- **WRITTEN REQUEST**:
Scan the data below for the string "kheo". Show every line where it turns up.

(Saved data entries)
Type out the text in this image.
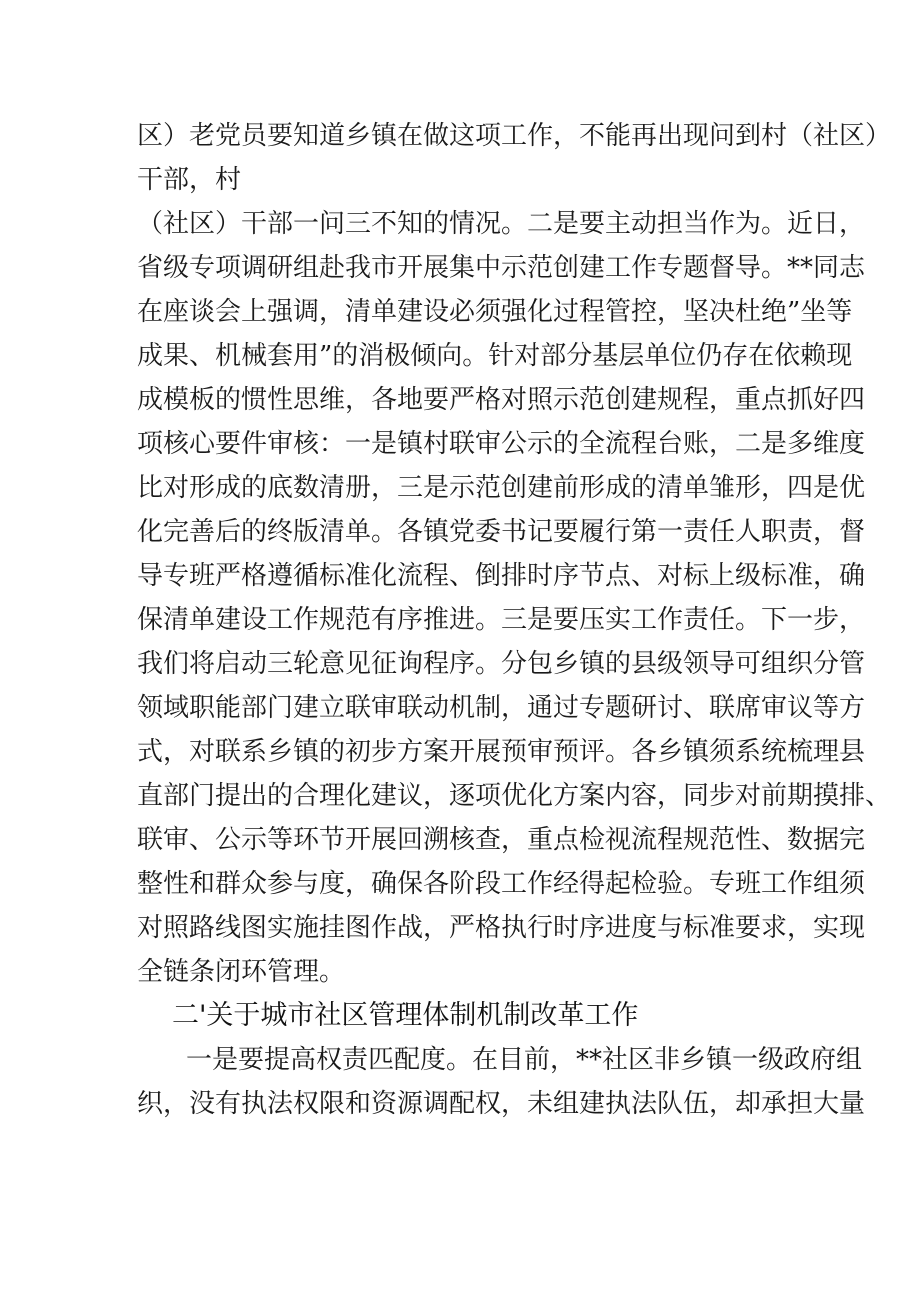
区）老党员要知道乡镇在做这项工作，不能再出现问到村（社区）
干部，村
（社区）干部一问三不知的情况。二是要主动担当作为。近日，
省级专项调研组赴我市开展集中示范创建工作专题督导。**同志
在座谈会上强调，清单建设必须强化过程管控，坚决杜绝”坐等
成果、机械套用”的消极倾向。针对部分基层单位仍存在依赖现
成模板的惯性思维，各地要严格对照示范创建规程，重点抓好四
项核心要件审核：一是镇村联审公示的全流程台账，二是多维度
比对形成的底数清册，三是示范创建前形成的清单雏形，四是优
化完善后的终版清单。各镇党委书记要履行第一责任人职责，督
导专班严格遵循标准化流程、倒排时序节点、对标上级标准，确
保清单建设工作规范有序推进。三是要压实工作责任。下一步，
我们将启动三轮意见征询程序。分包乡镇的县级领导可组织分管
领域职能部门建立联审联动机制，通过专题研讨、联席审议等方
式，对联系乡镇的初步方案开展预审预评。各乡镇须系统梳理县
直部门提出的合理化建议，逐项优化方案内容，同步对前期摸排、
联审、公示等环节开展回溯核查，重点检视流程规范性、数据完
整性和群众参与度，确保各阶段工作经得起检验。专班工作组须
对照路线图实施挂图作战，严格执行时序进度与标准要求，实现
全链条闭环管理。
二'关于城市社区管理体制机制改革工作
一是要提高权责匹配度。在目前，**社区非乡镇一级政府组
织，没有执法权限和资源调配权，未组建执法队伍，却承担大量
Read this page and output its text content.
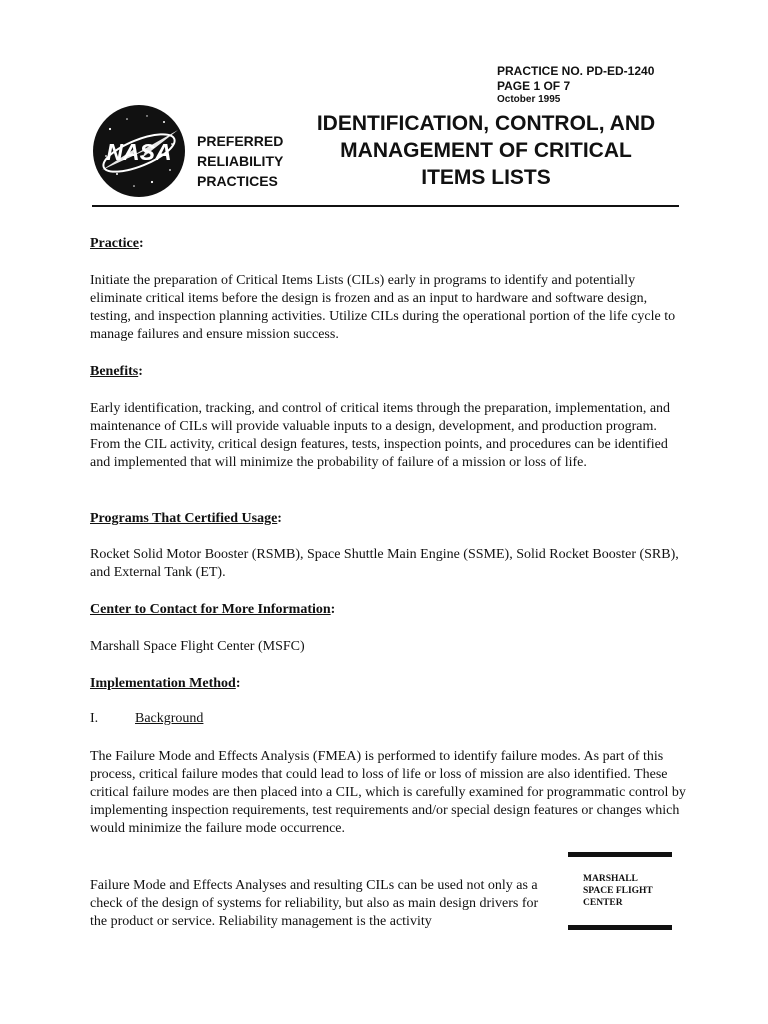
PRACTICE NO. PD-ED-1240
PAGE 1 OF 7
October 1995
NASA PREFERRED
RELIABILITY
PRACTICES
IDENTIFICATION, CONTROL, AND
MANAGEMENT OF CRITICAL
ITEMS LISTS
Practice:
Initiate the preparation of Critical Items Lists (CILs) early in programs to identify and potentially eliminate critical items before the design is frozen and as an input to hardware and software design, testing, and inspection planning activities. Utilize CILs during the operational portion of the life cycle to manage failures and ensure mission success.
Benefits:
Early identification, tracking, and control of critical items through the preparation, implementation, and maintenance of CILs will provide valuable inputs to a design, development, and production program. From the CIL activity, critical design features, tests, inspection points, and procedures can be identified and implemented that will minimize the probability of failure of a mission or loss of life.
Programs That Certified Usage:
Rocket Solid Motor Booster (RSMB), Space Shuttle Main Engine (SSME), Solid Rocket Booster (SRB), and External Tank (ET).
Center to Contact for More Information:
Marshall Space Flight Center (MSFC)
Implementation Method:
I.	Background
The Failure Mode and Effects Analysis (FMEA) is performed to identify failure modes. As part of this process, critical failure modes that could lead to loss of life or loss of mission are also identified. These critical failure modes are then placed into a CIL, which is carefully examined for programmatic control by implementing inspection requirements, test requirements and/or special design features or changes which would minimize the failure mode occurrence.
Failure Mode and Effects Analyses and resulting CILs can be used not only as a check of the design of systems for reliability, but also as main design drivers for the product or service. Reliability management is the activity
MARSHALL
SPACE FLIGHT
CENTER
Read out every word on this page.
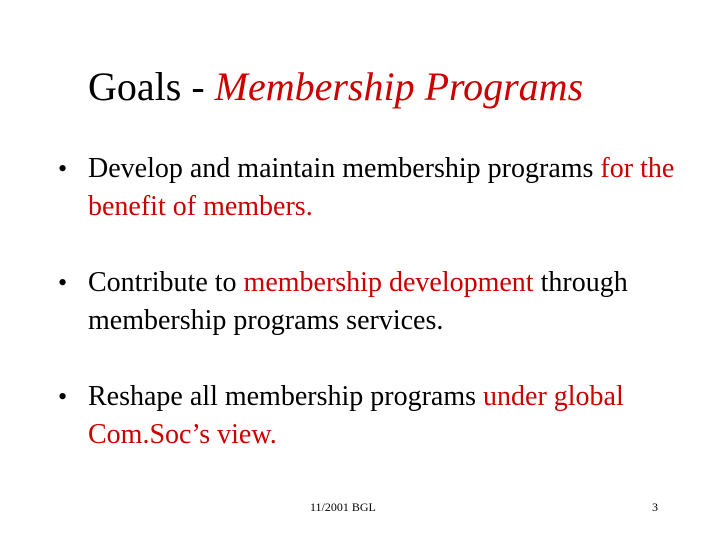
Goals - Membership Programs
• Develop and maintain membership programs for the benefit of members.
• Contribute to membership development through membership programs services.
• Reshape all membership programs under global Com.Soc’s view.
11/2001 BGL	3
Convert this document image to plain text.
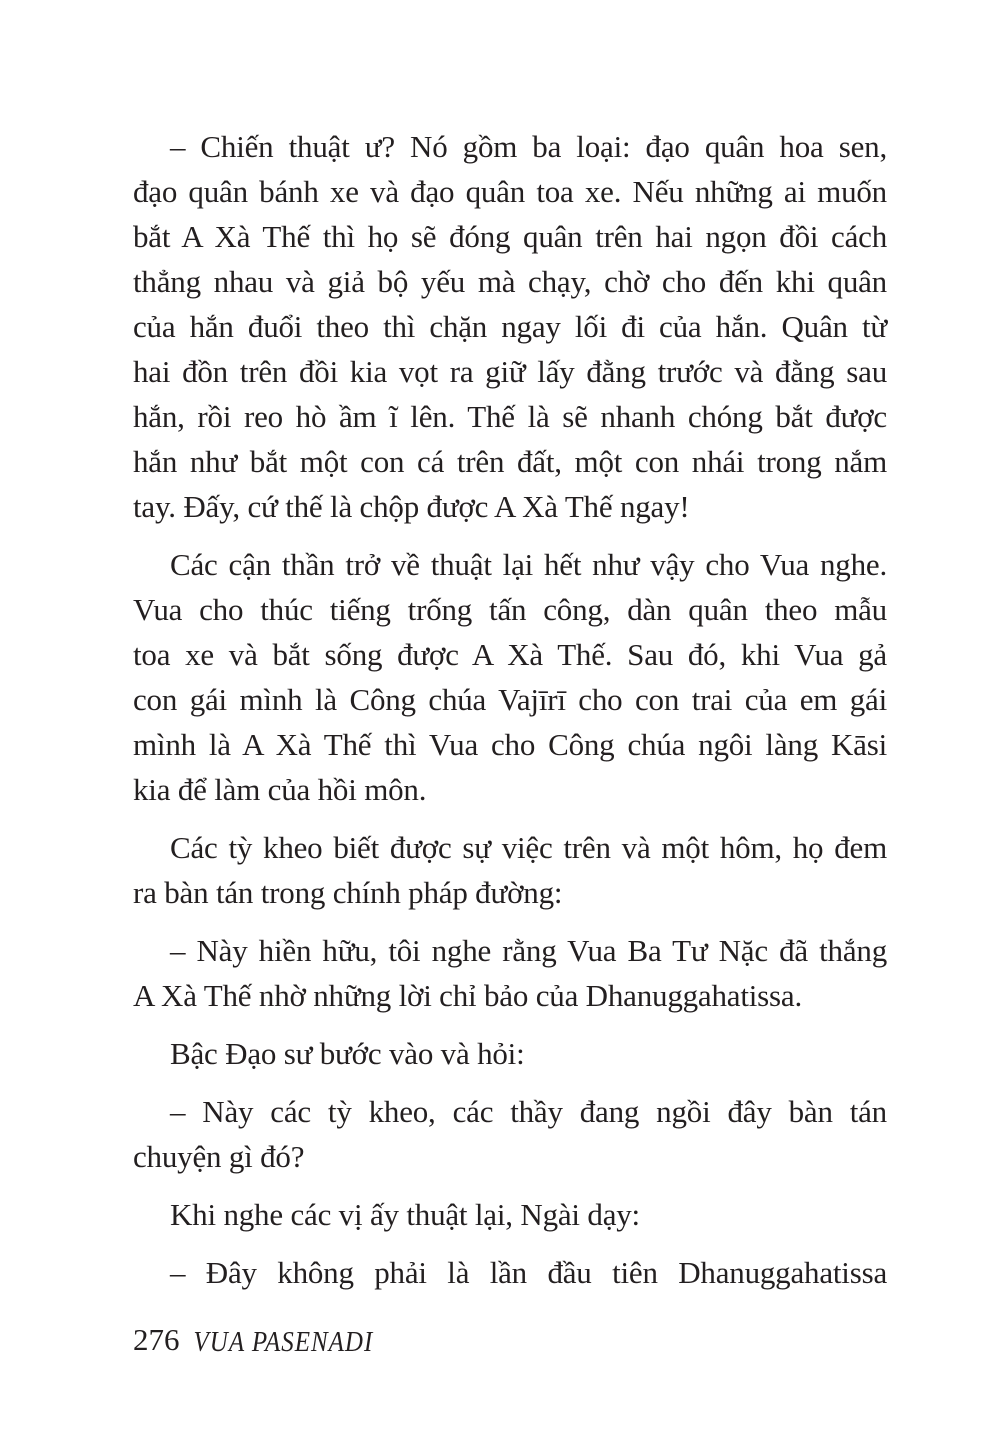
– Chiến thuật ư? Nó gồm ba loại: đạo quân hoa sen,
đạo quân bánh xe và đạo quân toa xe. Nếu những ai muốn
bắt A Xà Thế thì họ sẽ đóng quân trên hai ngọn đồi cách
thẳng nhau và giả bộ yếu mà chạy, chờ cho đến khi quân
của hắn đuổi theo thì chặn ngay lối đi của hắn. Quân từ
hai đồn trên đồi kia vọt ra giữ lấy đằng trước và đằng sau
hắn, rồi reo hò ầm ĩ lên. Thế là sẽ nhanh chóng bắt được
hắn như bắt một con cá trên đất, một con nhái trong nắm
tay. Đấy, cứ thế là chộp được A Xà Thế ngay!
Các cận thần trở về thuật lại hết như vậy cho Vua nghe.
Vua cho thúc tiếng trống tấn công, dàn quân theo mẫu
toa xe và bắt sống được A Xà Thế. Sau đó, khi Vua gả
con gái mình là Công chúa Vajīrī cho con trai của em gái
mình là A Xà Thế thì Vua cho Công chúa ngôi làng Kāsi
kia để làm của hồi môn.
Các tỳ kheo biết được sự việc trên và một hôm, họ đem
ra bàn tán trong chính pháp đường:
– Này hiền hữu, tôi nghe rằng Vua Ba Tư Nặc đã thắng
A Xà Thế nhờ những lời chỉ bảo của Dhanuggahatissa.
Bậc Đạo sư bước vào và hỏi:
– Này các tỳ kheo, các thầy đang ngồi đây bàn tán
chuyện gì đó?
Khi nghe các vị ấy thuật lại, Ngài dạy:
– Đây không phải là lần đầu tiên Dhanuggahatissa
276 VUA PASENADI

- **RESULT OF THE TASK**:
Các tỳ kheo biết được sự việc trên và một hôm, họ đem
– Này các tỳ kheo, các thầy đang ngồi đây bàn tán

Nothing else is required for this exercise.